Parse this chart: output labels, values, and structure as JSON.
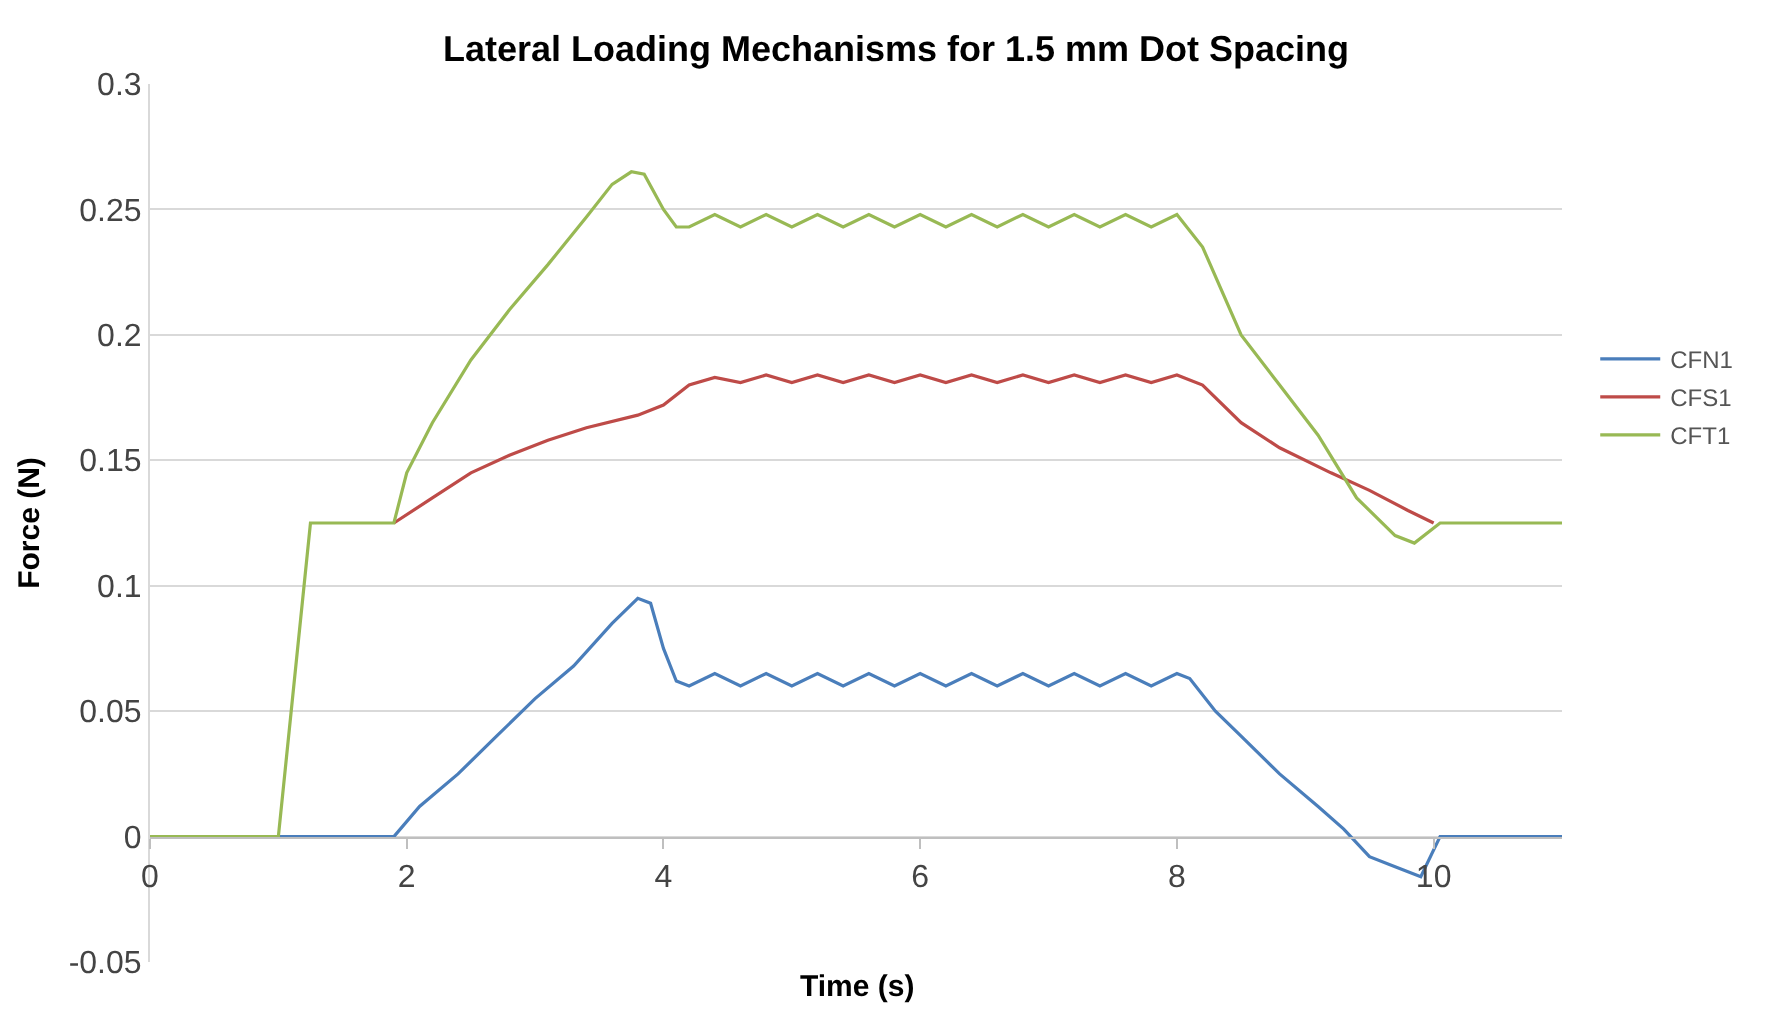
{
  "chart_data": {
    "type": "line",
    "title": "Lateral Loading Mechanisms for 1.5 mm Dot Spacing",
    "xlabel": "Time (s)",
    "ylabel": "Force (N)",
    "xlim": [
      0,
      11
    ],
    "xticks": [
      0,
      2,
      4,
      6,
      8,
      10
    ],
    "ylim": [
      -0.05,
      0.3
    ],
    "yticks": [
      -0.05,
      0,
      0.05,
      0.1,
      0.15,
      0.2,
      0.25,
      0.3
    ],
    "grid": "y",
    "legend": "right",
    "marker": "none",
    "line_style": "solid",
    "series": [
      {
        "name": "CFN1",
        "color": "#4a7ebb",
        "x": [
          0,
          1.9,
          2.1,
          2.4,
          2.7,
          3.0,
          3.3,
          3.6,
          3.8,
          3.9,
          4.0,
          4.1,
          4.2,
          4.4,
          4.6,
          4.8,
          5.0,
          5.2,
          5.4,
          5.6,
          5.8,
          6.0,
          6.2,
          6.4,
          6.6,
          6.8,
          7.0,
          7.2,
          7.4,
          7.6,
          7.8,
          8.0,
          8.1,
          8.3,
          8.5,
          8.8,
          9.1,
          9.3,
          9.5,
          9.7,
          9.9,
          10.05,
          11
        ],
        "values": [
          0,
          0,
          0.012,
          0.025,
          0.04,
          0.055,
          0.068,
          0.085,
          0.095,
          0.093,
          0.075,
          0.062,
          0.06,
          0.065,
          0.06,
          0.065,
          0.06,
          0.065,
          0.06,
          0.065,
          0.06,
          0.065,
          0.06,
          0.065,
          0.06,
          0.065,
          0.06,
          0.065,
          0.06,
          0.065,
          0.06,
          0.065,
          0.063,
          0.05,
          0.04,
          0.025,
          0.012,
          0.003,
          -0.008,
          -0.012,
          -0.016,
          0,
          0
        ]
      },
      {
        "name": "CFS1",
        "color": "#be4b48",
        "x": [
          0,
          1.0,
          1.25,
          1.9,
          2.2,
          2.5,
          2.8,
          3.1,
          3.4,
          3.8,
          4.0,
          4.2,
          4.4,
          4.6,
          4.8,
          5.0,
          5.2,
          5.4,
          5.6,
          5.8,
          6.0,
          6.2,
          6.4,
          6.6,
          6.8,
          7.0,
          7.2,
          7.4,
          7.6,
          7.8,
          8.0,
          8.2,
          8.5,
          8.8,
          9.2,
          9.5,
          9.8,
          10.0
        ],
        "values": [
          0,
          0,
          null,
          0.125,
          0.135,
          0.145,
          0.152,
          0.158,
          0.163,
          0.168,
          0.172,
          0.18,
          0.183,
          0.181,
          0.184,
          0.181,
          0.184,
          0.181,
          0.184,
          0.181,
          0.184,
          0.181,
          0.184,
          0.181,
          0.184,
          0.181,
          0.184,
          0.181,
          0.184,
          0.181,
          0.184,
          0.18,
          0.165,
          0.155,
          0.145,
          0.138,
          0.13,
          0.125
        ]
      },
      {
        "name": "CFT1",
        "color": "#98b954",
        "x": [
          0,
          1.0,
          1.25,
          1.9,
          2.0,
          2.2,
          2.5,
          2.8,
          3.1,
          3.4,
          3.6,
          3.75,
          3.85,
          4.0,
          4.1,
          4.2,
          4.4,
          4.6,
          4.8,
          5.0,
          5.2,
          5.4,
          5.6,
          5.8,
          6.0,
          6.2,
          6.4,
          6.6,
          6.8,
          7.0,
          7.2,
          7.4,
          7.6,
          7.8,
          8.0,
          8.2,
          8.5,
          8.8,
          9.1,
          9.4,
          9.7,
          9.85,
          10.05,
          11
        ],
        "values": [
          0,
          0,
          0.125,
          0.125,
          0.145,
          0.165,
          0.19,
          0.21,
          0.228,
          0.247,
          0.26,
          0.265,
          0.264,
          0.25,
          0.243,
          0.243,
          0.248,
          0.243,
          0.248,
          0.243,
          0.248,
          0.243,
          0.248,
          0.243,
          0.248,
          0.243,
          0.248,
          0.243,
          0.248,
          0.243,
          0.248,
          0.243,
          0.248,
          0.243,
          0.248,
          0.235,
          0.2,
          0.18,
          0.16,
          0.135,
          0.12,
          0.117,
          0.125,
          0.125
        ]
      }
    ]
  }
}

━━━━━━━━

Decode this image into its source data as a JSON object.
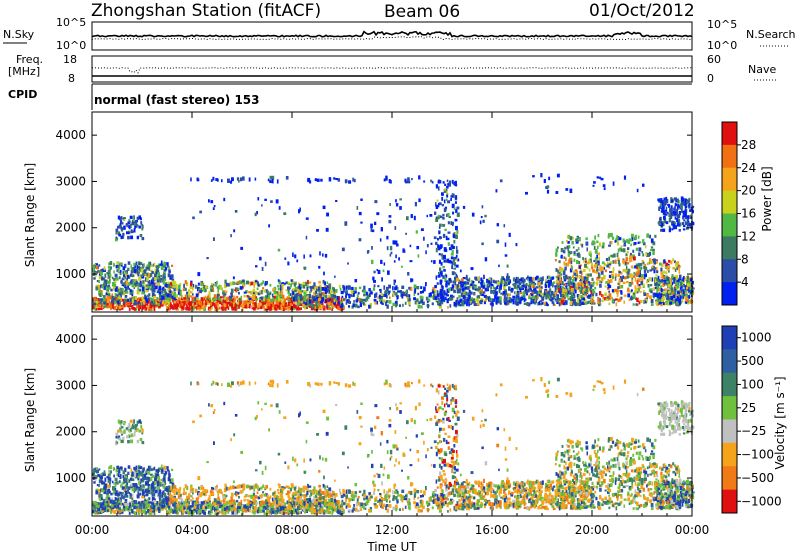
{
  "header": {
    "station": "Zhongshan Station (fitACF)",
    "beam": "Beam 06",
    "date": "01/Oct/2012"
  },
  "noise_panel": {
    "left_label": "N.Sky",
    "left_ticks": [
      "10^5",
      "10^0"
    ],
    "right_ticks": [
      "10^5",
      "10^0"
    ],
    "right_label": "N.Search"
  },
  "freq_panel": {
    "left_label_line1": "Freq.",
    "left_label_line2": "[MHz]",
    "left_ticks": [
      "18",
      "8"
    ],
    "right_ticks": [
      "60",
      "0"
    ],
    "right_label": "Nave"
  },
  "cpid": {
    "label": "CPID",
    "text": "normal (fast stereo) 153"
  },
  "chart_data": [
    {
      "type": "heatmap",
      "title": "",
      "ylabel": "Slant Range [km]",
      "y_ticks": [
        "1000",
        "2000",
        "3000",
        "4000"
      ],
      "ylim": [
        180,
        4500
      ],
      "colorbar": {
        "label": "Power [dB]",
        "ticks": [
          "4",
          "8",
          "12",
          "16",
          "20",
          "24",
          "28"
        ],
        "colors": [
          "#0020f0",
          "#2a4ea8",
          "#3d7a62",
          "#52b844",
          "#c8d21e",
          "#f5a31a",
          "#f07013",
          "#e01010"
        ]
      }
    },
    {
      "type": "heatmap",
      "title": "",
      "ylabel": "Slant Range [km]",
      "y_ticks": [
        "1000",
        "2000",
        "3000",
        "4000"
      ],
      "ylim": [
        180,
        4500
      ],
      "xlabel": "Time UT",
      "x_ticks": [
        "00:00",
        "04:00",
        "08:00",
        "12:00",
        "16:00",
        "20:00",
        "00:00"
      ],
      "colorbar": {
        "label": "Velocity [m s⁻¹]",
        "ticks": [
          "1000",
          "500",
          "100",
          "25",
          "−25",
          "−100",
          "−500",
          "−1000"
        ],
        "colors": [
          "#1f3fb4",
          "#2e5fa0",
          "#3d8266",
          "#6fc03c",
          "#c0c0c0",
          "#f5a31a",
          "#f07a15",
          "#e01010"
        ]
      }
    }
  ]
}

━━━━━━━━

**REQUIREMENTS**:
Show every line from the entries above in which "this" appears.

**THE REPLY**:
Parse this chart: output labels, values, and structure as JSON.
Decode this image into its source data as a JSON object.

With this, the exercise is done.